> **Dataset**:

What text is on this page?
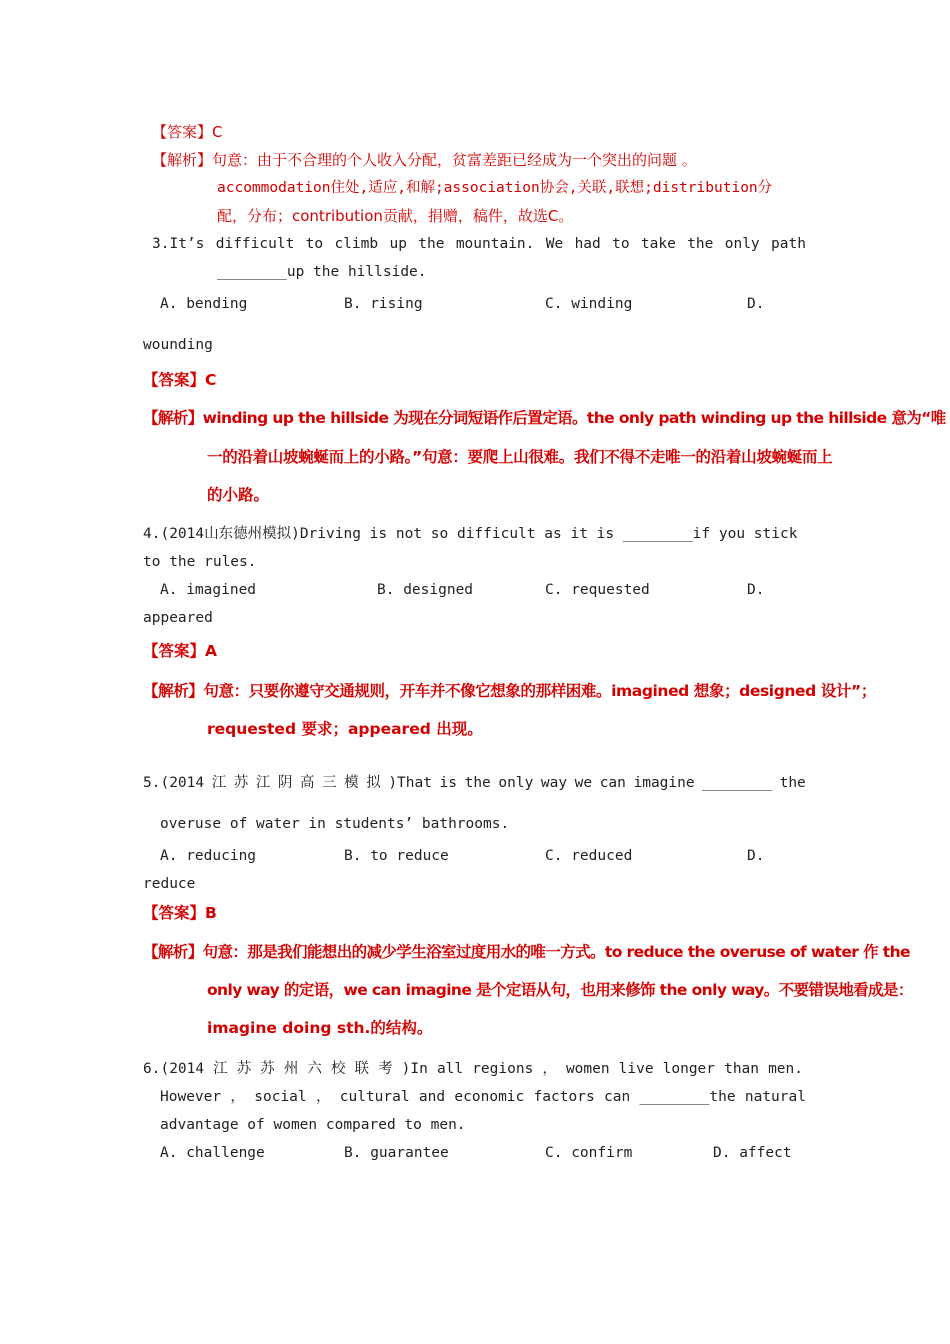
【答案】C
【解析】句意：由于不合理的个人收入分配，贫富差距已经成为一个突出的问题 。
accommodation住处,适应,和解;association协会,关联,联想;distribution分
配，分布；contribution贡献，捐赠，稿件，故选C。
3.It’s difficult to climb up the mountain. We had to take the only path
________up the hillside.
A. bending	B. rising	C. winding	D.
wounding
【答案】C
【解析】winding up the hillside 为现在分词短语作后置定语。the only path winding up the hillside 意为“唯
一的沿着山坡蜿蜒而上的小路。”句意：要爬上山很难。我们不得不走唯一的沿着山坡蜿蜒而上
的小路。
4.(2014山东德州模拟)Driving is not so difficult as it is ________if you stick
to the rules.
A. imagined	B. designed	C. requested	D.
appeared
【答案】A
【解析】句意：只要你遵守交通规则，开车并不像它想象的那样困难。imagined 想象；designed 设计”；
requested 要求；appeared 出现。
5.(2014 江 苏 江 阴 高 三 模 拟 )That is the only way we can imagine ________ the
overuse of water in students’ bathrooms.
A. reducing	B. to reduce	C. reduced	D.
reduce
【答案】B
【解析】句意：那是我们能想出的减少学生浴室过度用水的唯一方式。to reduce the overuse of water 作 the
only way 的定语，we can imagine 是个定语从句，也用来修饰 the only way。不要错误地看成是：
imagine doing sth.的结构。
6.(2014 江 苏 苏 州 六 校 联 考 )In all regions ， women live longer than men.
However ， social ， cultural and economic factors can ________the natural
advantage of women compared to men.
A. challenge	B. guarantee	C. confirm	D. affect
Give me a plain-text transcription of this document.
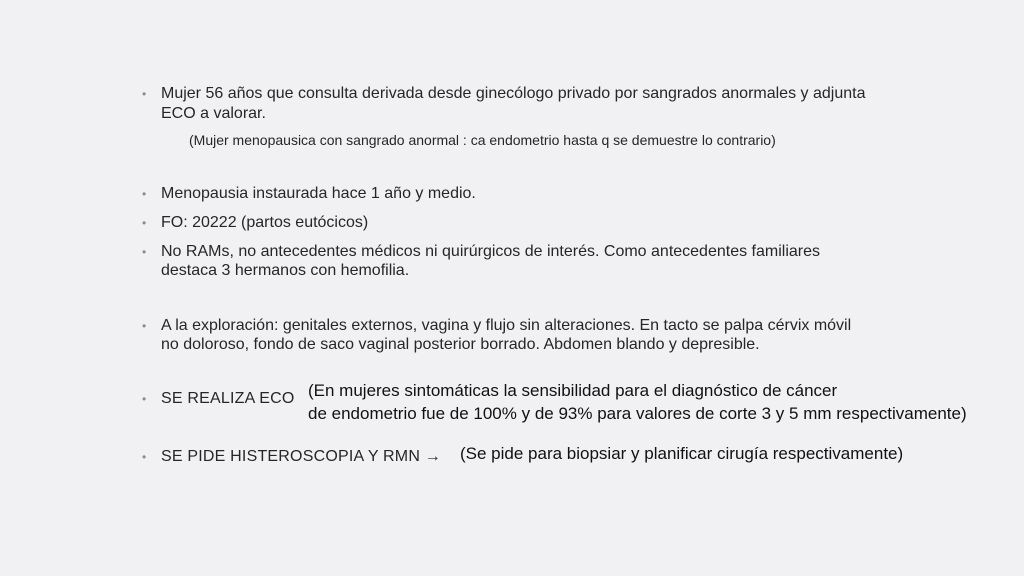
• Mujer 56 años que consulta derivada desde ginecólogo privado por sangrados anormales y adjunta
ECO a valorar.
(Mujer menopausica con sangrado anormal : ca endometrio hasta q se demuestre lo contrario)
• Menopausia instaurada hace 1 año y medio.
• FO: 20222 (partos eutócicos)
• No RAMs, no antecedentes médicos ni quirúrgicos de interés. Como antecedentes familiares
destaca 3 hermanos con hemofilia.
• A la exploración: genitales externos, vagina y flujo sin alteraciones. En tacto se palpa cérvix móvil
no doloroso, fondo de saco vaginal posterior borrado. Abdomen blando y depresible.
• SE REALIZA ECO (En mujeres sintomáticas la sensibilidad para el diagnóstico de cáncer
de endometrio fue de 100% y de 93% para valores de corte 3 y 5 mm respectivamente)
• SE PIDE HISTEROSCOPIA Y RMN → (Se pide para biopsiar y planificar cirugía respectivamente)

> **What needs to be done**:
What is the number of lines in the listing above that contain the string "requested"? Give only the number.

> **Task output**:
2